▸ Objective
Repeat the whole listing below, word for word.

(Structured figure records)
★ ★ ★
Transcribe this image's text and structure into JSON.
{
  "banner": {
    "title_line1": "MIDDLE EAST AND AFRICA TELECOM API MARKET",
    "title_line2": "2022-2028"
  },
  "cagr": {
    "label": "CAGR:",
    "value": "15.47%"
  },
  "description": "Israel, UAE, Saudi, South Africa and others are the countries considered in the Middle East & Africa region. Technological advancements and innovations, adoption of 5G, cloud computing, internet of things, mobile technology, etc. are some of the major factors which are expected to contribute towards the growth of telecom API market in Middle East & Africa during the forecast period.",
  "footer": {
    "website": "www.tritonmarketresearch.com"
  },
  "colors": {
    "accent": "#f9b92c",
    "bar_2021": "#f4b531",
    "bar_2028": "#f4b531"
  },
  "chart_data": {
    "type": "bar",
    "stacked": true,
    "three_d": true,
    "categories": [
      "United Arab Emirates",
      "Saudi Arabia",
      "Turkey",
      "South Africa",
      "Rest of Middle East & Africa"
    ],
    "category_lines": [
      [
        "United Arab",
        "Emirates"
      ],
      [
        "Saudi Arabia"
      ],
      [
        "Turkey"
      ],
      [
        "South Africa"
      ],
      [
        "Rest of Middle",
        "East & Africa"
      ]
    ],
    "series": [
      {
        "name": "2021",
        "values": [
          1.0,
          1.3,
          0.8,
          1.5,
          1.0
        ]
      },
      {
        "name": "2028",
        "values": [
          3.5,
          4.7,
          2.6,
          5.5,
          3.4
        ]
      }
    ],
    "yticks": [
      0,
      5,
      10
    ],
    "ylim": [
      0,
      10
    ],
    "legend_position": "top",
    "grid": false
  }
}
★ ★ ★
▸ Complete answer
Transcribe this image's text and structure into JSON.
{
  "banner": {
    "title_line1": "MIDDLE EAST AND AFRICA TELECOM API MARKET",
    "title_line2": "2022-2028"
  },
  "cagr": {
    "label": "CAGR:",
    "value": "15.47%"
  },
  "description": "Israel, UAE, Saudi, South Africa and others are the countries considered in the Middle East & Africa region. Technological advancements and innovations, adoption of 5G, cloud computing, internet of things, mobile technology, etc. are some of the major factors which are expected to contribute towards the growth of telecom API market in Middle East & Africa during the forecast period.",
  "footer": {
    "website": "www.tritonmarketresearch.com"
  },
  "colors": {
    "accent": "#f9b92c",
    "bar_2021": "#f4b531",
    "bar_2028": "#f4b531"
  },
  "chart_data": {
    "type": "bar",
    "stacked": true,
    "three_d": true,
    "categories": [
      "United Arab Emirates",
      "Saudi Arabia",
      "Turkey",
      "South Africa",
      "Rest of Middle East & Africa"
    ],
    "category_lines": [
      [
        "United Arab",
        "Emirates"
      ],
      [
        "Saudi Arabia"
      ],
      [
        "Turkey"
      ],
      [
        "South Africa"
      ],
      [
        "Rest of Middle",
        "East & Africa"
      ]
    ],
    "series": [
      {
        "name": "2021",
        "values": [
          1.0,
          1.3,
          0.8,
          1.5,
          1.0
        ]
      },
      {
        "name": "2028",
        "values": [
          3.5,
          4.7,
          2.6,
          5.5,
          3.4
        ]
      }
    ],
    "yticks": [
      0,
      5,
      10
    ],
    "ylim": [
      0,
      10
    ],
    "legend_position": "top",
    "grid": false
  }
}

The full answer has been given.